• SHORT EXERCISE: Show every line where "Документы" occurs.

• PROVIDED RECORDS:

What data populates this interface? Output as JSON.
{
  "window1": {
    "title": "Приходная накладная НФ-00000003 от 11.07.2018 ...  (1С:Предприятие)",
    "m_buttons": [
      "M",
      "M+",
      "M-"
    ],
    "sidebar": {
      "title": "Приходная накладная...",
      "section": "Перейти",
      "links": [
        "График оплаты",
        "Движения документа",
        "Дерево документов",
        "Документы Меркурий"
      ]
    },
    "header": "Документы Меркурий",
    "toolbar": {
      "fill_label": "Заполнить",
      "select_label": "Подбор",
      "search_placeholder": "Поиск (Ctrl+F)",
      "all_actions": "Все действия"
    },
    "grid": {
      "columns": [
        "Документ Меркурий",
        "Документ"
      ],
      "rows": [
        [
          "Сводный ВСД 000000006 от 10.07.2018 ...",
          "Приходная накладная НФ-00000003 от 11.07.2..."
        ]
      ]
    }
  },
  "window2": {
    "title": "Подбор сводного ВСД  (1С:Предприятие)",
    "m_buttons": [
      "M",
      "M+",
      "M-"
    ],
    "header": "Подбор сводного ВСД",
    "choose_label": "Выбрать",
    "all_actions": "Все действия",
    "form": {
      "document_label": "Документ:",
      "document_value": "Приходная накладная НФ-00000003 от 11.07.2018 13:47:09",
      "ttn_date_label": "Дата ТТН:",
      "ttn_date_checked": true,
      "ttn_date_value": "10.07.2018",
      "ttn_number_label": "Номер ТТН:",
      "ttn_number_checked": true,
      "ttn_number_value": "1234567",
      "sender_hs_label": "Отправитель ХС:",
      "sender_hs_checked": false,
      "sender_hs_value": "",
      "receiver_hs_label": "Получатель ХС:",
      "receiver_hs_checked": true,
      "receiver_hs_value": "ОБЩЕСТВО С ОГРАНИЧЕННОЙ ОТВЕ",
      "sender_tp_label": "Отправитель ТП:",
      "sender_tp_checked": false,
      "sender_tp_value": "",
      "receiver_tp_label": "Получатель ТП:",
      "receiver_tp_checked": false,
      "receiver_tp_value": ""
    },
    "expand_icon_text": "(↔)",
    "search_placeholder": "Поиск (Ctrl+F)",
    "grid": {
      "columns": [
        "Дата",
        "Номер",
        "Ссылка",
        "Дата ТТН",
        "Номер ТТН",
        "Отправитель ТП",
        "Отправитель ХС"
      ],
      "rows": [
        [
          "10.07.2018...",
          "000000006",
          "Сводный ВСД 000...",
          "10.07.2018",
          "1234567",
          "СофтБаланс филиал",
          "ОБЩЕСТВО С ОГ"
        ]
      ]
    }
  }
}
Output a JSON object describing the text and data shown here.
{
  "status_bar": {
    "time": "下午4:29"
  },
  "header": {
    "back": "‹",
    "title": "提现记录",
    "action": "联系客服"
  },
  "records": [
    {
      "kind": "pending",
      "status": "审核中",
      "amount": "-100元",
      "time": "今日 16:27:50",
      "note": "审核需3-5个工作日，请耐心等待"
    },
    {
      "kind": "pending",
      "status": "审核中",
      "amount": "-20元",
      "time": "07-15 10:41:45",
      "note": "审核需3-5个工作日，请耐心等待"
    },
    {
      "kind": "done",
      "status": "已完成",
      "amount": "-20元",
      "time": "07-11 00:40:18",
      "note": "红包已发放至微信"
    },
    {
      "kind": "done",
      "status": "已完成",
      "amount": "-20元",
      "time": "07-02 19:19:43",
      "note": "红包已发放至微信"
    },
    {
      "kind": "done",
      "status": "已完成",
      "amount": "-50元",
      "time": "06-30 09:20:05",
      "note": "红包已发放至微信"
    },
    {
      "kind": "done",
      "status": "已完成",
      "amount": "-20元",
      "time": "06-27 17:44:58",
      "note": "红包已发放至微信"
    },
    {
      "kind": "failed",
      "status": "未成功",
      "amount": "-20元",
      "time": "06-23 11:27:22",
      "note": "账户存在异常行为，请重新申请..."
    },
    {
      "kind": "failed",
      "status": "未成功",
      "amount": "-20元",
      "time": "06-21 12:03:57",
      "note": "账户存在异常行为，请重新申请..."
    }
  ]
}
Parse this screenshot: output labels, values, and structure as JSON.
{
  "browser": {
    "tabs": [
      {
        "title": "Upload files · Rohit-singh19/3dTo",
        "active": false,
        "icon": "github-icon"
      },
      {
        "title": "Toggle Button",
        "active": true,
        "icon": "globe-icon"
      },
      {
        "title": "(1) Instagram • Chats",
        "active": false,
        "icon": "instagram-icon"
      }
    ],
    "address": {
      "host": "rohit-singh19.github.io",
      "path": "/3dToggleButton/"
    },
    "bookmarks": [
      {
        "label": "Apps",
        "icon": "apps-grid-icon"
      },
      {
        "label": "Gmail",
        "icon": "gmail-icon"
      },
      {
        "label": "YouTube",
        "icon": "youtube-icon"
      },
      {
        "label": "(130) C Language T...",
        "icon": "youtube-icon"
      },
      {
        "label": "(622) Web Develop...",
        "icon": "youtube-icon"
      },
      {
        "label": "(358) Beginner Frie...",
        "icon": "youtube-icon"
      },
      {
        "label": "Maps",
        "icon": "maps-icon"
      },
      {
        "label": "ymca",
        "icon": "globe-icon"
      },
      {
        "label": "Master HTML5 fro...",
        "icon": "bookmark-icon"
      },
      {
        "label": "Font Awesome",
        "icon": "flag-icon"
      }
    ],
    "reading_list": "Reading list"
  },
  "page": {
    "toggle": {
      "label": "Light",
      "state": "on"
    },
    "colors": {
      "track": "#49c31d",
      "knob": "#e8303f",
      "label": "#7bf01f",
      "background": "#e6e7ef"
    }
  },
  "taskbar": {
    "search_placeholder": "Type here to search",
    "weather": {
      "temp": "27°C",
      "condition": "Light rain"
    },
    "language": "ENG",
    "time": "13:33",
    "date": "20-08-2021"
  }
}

• REPLY TO THE TASK:
        "Документы Меркурий"
    "header": "Документы Меркурий",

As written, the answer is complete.